:: Task goal ::
Identify the lines that contain the word "artículos" and copy each one.

:: Data section ::
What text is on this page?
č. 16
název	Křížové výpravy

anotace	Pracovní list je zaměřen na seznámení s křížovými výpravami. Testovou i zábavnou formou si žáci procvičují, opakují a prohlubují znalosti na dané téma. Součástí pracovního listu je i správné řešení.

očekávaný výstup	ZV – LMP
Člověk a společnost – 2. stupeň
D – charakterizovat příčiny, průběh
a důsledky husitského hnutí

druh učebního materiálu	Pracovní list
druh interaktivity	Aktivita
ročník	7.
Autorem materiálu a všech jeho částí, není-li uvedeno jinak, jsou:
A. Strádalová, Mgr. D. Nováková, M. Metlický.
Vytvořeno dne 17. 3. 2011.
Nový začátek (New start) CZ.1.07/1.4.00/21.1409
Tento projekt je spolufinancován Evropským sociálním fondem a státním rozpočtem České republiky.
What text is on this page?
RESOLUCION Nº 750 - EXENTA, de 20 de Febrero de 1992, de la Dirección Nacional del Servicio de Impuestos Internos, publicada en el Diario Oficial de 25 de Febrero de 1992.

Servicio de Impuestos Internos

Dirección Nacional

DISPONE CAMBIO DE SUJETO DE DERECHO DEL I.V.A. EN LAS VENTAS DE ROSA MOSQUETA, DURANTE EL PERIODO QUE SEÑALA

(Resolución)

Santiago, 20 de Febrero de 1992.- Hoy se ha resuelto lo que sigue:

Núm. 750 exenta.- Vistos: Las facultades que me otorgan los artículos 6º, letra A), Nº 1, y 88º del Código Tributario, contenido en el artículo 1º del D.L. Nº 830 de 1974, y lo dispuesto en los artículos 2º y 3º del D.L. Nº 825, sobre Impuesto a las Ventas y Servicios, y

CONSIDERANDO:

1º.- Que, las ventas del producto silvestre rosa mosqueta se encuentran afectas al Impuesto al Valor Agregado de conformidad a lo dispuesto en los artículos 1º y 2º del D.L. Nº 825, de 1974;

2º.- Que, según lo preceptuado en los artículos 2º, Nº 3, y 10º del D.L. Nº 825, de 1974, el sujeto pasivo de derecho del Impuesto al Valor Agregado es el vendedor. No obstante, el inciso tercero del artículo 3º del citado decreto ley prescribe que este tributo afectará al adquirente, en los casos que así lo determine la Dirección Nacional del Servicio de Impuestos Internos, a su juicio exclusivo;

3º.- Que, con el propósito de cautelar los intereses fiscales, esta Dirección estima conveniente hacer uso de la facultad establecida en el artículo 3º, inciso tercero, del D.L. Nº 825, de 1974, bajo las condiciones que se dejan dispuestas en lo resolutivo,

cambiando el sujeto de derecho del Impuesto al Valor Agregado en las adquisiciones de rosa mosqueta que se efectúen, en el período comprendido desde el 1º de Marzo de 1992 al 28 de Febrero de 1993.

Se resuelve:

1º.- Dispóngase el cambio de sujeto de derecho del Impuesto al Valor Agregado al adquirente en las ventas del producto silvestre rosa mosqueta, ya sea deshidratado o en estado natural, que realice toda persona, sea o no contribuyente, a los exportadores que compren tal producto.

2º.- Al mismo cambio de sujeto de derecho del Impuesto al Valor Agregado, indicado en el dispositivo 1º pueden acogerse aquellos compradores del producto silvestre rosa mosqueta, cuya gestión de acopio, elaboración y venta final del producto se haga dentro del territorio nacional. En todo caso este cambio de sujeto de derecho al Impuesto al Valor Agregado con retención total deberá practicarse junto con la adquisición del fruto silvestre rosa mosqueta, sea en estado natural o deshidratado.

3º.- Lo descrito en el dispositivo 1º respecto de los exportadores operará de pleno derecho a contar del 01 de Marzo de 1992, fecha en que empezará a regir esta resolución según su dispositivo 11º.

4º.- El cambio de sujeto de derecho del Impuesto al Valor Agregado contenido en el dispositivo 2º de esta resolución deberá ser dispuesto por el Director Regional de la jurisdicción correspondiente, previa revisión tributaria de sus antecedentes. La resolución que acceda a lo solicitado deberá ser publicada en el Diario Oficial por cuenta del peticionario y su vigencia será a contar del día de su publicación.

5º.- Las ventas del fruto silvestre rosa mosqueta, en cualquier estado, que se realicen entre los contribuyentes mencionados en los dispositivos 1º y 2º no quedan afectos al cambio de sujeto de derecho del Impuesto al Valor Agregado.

:: Written solution ::
Núm. 750 exenta.- Vistos: Las facultades que me otorgan los artículos 6º, letra A), Nº 1, y 88º del Código Tributario, contenido en el artículo 1º del D.L. Nº 830 de 1974, y lo dispuesto en los artículos 2º y 3º del D.L. Nº 825, sobre Impuesto a las Ventas y Servicios, y
1º.- Que, las ventas del producto silvestre rosa mosqueta se encuentran afectas al Impuesto al Valor Agregado de conformidad a lo dispuesto en los artículos 1º y 2º del D.L. Nº 825, de 1974;
2º.- Que, según lo preceptuado en los artículos 2º, Nº 3, y 10º del D.L. Nº 825, de 1974, el sujeto pasivo de derecho del Impuesto al Valor Agregado es el vendedor. No obstante, el inciso tercero del artículo 3º del citado decreto ley prescribe que este tributo afectará al adquirente, en los casos que así lo determine la Dirección Nacional del Servicio de Impuestos Internos, a su juicio exclusivo;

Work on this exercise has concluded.